Exercise requirements:
Print every entry, word for word, and skip the images.

◇ ◇ ◇ ◇

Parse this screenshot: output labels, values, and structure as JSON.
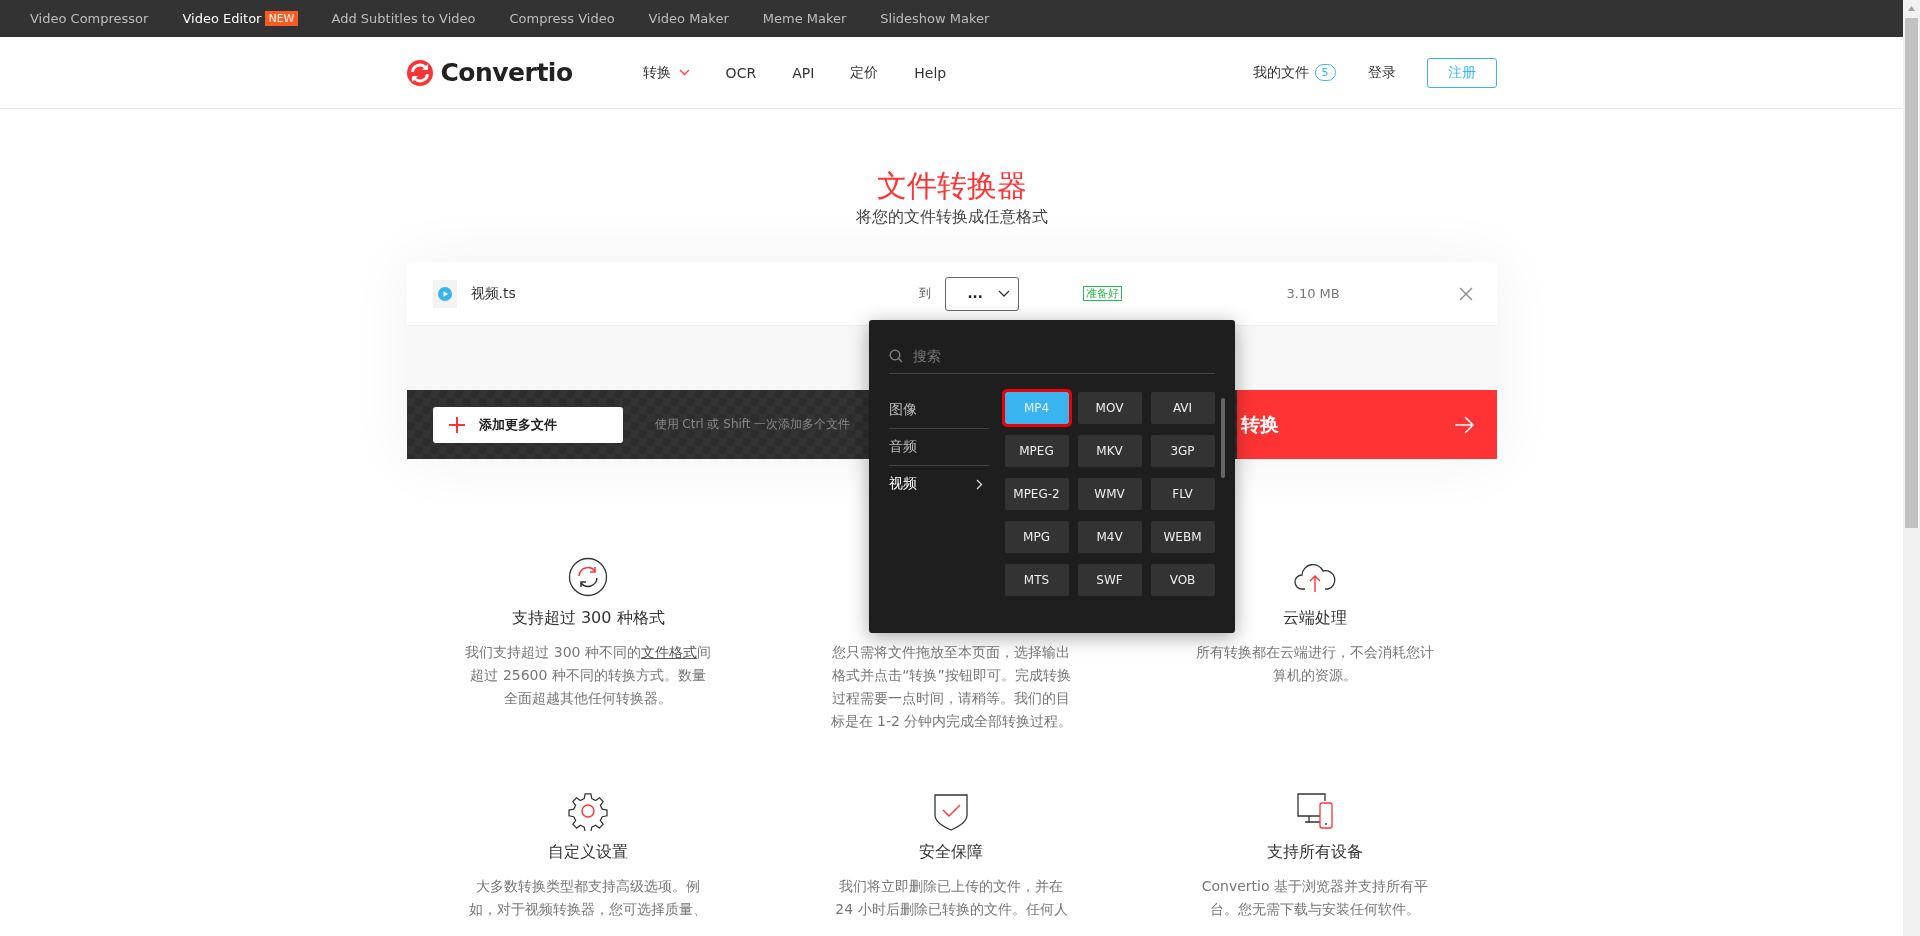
{
  "top_links": [
    {
      "label": "Video Compressor",
      "selected": false
    },
    {
      "label": "Video Editor",
      "selected": true,
      "badge": "NEW"
    },
    {
      "label": "Add Subtitles to Video",
      "selected": false
    },
    {
      "label": "Compress Video",
      "selected": false
    },
    {
      "label": "Video Maker",
      "selected": false
    },
    {
      "label": "Meme Maker",
      "selected": false
    },
    {
      "label": "Slideshow Maker",
      "selected": false
    }
  ],
  "header": {
    "logo": "Convertio",
    "nav": [
      {
        "label": "转换",
        "has_caret": true
      },
      {
        "label": "OCR",
        "has_caret": false
      },
      {
        "label": "API",
        "has_caret": false
      },
      {
        "label": "定价",
        "has_caret": false
      },
      {
        "label": "Help",
        "has_caret": false
      }
    ],
    "my_files": "我的文件",
    "my_files_count": "5",
    "login": "登录",
    "signup": "注册"
  },
  "hero": {
    "title": "文件转换器",
    "subtitle": "将您的文件转换成任意格式"
  },
  "file": {
    "name": "视频.ts",
    "to_label": "到",
    "target": "...",
    "status": "准备好",
    "size": "3.10 MB"
  },
  "actions": {
    "add_files": "添加更多文件",
    "hint": "使用 Ctrl 或 Shift 一次添加多个文件",
    "convert": "转换"
  },
  "dropdown": {
    "search_placeholder": "搜索",
    "categories": [
      {
        "label": "图像",
        "selected": false
      },
      {
        "label": "音频",
        "selected": false
      },
      {
        "label": "视频",
        "selected": true
      }
    ],
    "formats": [
      {
        "label": "MP4",
        "selected": true
      },
      {
        "label": "MOV",
        "selected": false
      },
      {
        "label": "AVI",
        "selected": false
      },
      {
        "label": "MPEG",
        "selected": false
      },
      {
        "label": "MKV",
        "selected": false
      },
      {
        "label": "3GP",
        "selected": false
      },
      {
        "label": "MPEG-2",
        "selected": false
      },
      {
        "label": "WMV",
        "selected": false
      },
      {
        "label": "FLV",
        "selected": false
      },
      {
        "label": "MPG",
        "selected": false
      },
      {
        "label": "M4V",
        "selected": false
      },
      {
        "label": "WEBM",
        "selected": false
      },
      {
        "label": "MTS",
        "selected": false
      },
      {
        "label": "SWF",
        "selected": false
      },
      {
        "label": "VOB",
        "selected": false
      }
    ]
  },
  "features": [
    {
      "kind": "formats",
      "title": "支持超过 300 种格式",
      "segments": [
        {
          "text": "我们支持超过 300 种不同的",
          "link": false
        },
        {
          "text": "文件格式",
          "link": true
        },
        {
          "text": "间超过 25600 种不同的转换方式。数量全面超越其他任何转换器。",
          "link": false
        }
      ]
    },
    {
      "kind": "covered",
      "segments": [
        {
          "text": "您只需将文件拖放至本页面，选择输出格式并点击“转换”按钮即可。完成转换过程需要一点时间，请稍等。我们的目标是在 1-2 分钟内完成全部转换过程。",
          "link": false
        }
      ]
    },
    {
      "kind": "cloud",
      "title": "云端处理",
      "segments": [
        {
          "text": "所有转换都在云端进行，不会消耗您计算机的资源。",
          "link": false
        }
      ]
    },
    {
      "kind": "settings",
      "title": "自定义设置",
      "segments": [
        {
          "text": "大多数转换类型都支持高级选项。例如，对于视频转换器，您可选择质量、",
          "link": false
        }
      ]
    },
    {
      "kind": "security",
      "title": "安全保障",
      "segments": [
        {
          "text": "我们将立即删除已上传的文件，并在 24 小时后删除已转换的文件。任何人",
          "link": false
        }
      ]
    },
    {
      "kind": "devices",
      "title": "支持所有设备",
      "segments": [
        {
          "text": "Convertio 基于浏览器并支持所有平台。您无需下载与安装任何软件。",
          "link": false
        }
      ]
    }
  ]
}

◇ ◇ ◇ ◇

Full answer:
Parse this screenshot: output labels, values, and structure as JSON.
{
  "top_links": [
    {
      "label": "Video Compressor",
      "selected": false
    },
    {
      "label": "Video Editor",
      "selected": true,
      "badge": "NEW"
    },
    {
      "label": "Add Subtitles to Video",
      "selected": false
    },
    {
      "label": "Compress Video",
      "selected": false
    },
    {
      "label": "Video Maker",
      "selected": false
    },
    {
      "label": "Meme Maker",
      "selected": false
    },
    {
      "label": "Slideshow Maker",
      "selected": false
    }
  ],
  "header": {
    "logo": "Convertio",
    "nav": [
      {
        "label": "转换",
        "has_caret": true
      },
      {
        "label": "OCR",
        "has_caret": false
      },
      {
        "label": "API",
        "has_caret": false
      },
      {
        "label": "定价",
        "has_caret": false
      },
      {
        "label": "Help",
        "has_caret": false
      }
    ],
    "my_files": "我的文件",
    "my_files_count": "5",
    "login": "登录",
    "signup": "注册"
  },
  "hero": {
    "title": "文件转换器",
    "subtitle": "将您的文件转换成任意格式"
  },
  "file": {
    "name": "视频.ts",
    "to_label": "到",
    "target": "...",
    "status": "准备好",
    "size": "3.10 MB"
  },
  "actions": {
    "add_files": "添加更多文件",
    "hint": "使用 Ctrl 或 Shift 一次添加多个文件",
    "convert": "转换"
  },
  "dropdown": {
    "search_placeholder": "搜索",
    "categories": [
      {
        "label": "图像",
        "selected": false
      },
      {
        "label": "音频",
        "selected": false
      },
      {
        "label": "视频",
        "selected": true
      }
    ],
    "formats": [
      {
        "label": "MP4",
        "selected": true
      },
      {
        "label": "MOV",
        "selected": false
      },
      {
        "label": "AVI",
        "selected": false
      },
      {
        "label": "MPEG",
        "selected": false
      },
      {
        "label": "MKV",
        "selected": false
      },
      {
        "label": "3GP",
        "selected": false
      },
      {
        "label": "MPEG-2",
        "selected": false
      },
      {
        "label": "WMV",
        "selected": false
      },
      {
        "label": "FLV",
        "selected": false
      },
      {
        "label": "MPG",
        "selected": false
      },
      {
        "label": "M4V",
        "selected": false
      },
      {
        "label": "WEBM",
        "selected": false
      },
      {
        "label": "MTS",
        "selected": false
      },
      {
        "label": "SWF",
        "selected": false
      },
      {
        "label": "VOB",
        "selected": false
      }
    ]
  },
  "features": [
    {
      "kind": "formats",
      "title": "支持超过 300 种格式",
      "segments": [
        {
          "text": "我们支持超过 300 种不同的",
          "link": false
        },
        {
          "text": "文件格式",
          "link": true
        },
        {
          "text": "间超过 25600 种不同的转换方式。数量全面超越其他任何转换器。",
          "link": false
        }
      ]
    },
    {
      "kind": "covered",
      "segments": [
        {
          "text": "您只需将文件拖放至本页面，选择输出格式并点击“转换”按钮即可。完成转换过程需要一点时间，请稍等。我们的目标是在 1-2 分钟内完成全部转换过程。",
          "link": false
        }
      ]
    },
    {
      "kind": "cloud",
      "title": "云端处理",
      "segments": [
        {
          "text": "所有转换都在云端进行，不会消耗您计算机的资源。",
          "link": false
        }
      ]
    },
    {
      "kind": "settings",
      "title": "自定义设置",
      "segments": [
        {
          "text": "大多数转换类型都支持高级选项。例如，对于视频转换器，您可选择质量、",
          "link": false
        }
      ]
    },
    {
      "kind": "security",
      "title": "安全保障",
      "segments": [
        {
          "text": "我们将立即删除已上传的文件，并在 24 小时后删除已转换的文件。任何人",
          "link": false
        }
      ]
    },
    {
      "kind": "devices",
      "title": "支持所有设备",
      "segments": [
        {
          "text": "Convertio 基于浏览器并支持所有平台。您无需下载与安装任何软件。",
          "link": false
        }
      ]
    }
  ]
}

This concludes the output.